** Written problem **
Spot each line in the records below where the word "mayor" occurs, then copy it.

** The records **
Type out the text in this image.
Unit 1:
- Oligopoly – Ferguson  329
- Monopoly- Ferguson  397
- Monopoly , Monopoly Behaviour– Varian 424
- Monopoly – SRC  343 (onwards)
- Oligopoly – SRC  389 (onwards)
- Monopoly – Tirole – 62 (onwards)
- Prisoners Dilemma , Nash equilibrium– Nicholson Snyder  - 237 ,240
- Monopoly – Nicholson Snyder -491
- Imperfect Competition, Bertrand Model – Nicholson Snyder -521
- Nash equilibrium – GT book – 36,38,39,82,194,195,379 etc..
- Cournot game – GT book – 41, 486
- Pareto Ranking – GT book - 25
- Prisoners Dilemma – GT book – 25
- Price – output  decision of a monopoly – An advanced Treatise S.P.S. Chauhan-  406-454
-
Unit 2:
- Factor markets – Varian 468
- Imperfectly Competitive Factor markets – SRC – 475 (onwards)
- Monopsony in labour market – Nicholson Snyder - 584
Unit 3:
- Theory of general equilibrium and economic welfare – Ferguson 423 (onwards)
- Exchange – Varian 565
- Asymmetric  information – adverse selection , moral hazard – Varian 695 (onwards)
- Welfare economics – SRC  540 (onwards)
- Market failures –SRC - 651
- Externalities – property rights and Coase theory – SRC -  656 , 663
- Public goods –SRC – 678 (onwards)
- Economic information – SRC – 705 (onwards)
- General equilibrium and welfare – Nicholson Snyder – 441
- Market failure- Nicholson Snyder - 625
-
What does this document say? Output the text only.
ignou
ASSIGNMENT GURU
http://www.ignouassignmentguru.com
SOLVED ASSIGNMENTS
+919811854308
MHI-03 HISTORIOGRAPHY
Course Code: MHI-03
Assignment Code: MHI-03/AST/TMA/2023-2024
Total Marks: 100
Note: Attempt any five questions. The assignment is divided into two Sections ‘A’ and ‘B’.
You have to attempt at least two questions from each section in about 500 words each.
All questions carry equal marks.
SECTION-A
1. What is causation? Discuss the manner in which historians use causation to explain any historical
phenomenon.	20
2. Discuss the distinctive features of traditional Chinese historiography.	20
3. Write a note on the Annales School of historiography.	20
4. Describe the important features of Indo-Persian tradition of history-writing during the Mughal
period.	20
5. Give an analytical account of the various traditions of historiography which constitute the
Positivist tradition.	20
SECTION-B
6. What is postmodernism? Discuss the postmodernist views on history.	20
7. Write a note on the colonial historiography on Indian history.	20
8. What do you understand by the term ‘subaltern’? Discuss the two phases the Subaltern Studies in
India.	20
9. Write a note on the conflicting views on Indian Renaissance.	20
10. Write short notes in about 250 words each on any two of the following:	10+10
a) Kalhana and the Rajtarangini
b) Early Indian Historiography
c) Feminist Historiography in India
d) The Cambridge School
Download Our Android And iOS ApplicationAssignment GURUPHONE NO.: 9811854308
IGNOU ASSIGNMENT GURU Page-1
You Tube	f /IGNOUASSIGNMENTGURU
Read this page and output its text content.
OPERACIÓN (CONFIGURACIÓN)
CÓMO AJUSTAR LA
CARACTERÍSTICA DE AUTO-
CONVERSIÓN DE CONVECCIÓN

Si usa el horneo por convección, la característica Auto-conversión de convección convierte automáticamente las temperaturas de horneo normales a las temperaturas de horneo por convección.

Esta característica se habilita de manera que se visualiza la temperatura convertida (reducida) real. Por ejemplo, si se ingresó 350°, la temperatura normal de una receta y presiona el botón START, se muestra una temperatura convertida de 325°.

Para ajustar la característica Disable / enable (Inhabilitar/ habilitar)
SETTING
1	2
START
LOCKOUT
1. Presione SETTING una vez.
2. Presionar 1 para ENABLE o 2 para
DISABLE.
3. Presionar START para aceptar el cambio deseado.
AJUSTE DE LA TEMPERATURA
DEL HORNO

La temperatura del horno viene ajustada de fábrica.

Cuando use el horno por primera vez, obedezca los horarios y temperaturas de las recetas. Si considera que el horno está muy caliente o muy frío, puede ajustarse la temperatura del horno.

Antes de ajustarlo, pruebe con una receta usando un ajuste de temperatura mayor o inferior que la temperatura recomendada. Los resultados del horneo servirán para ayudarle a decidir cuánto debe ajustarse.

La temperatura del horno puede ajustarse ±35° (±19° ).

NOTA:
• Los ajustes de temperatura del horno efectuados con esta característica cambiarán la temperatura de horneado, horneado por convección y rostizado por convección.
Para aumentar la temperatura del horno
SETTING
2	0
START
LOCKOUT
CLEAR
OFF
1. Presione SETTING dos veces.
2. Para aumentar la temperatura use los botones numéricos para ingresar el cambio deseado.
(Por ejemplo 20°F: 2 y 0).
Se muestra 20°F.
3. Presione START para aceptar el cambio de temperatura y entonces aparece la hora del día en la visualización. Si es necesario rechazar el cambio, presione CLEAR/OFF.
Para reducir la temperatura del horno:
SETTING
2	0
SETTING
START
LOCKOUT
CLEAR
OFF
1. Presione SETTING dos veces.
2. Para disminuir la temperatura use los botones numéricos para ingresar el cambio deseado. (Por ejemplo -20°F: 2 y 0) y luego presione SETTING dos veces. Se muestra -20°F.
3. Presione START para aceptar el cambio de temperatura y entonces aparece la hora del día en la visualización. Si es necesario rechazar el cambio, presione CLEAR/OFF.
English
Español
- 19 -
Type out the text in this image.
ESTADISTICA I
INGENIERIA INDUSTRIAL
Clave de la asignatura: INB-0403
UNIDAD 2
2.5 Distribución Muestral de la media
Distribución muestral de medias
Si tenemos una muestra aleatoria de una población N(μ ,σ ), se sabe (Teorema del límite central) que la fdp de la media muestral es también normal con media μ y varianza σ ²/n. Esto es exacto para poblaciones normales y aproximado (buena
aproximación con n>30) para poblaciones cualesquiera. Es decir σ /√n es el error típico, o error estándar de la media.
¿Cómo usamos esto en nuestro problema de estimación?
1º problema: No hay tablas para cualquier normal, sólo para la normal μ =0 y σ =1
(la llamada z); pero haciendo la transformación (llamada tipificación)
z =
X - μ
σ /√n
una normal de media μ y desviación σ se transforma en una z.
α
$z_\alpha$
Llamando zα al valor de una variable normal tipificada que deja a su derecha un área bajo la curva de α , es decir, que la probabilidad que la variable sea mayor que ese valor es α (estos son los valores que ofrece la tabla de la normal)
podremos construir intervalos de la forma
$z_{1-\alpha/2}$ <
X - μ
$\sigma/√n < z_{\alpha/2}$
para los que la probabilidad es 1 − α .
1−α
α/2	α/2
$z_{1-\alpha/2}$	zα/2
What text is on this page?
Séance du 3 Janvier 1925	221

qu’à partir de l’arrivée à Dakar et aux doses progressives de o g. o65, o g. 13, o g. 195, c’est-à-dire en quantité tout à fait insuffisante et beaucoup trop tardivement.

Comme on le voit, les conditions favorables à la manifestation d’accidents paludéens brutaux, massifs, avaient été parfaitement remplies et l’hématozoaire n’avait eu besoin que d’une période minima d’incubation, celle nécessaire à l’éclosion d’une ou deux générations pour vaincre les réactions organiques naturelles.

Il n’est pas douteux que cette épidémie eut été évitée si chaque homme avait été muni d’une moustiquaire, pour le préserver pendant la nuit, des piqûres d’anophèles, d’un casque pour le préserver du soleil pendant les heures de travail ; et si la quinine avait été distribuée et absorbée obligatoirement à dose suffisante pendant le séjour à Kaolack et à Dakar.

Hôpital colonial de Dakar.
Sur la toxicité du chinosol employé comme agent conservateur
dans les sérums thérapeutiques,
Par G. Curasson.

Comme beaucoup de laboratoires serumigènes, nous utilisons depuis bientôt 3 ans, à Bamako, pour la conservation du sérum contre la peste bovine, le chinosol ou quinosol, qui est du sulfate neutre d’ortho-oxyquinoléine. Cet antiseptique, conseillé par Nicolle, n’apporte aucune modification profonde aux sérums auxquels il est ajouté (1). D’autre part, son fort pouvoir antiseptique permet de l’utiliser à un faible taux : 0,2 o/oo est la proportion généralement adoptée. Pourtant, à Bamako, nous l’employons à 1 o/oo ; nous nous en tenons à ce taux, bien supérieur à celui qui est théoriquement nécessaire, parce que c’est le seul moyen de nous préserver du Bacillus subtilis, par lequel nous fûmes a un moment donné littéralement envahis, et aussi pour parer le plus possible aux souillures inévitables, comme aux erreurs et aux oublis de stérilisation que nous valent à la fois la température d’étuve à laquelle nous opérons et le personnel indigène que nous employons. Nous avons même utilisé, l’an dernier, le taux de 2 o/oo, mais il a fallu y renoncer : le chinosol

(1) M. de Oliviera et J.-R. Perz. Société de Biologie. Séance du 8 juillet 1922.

** Right answer **
Antes de ajustarlo, pruebe con una receta usando un ajuste de temperatura mayor o inferior que la temperatura recomendada. Los resultados del horneo servirán para ayudarle a decidir cuánto debe ajustarse.
Llamando zα al valor de una variable normal tipificada que deja a su derecha un área bajo la curva de α , es decir, que la probabilidad que la variable sea mayor que ese valor es α (estos son los valores que ofrece la tabla de la normal)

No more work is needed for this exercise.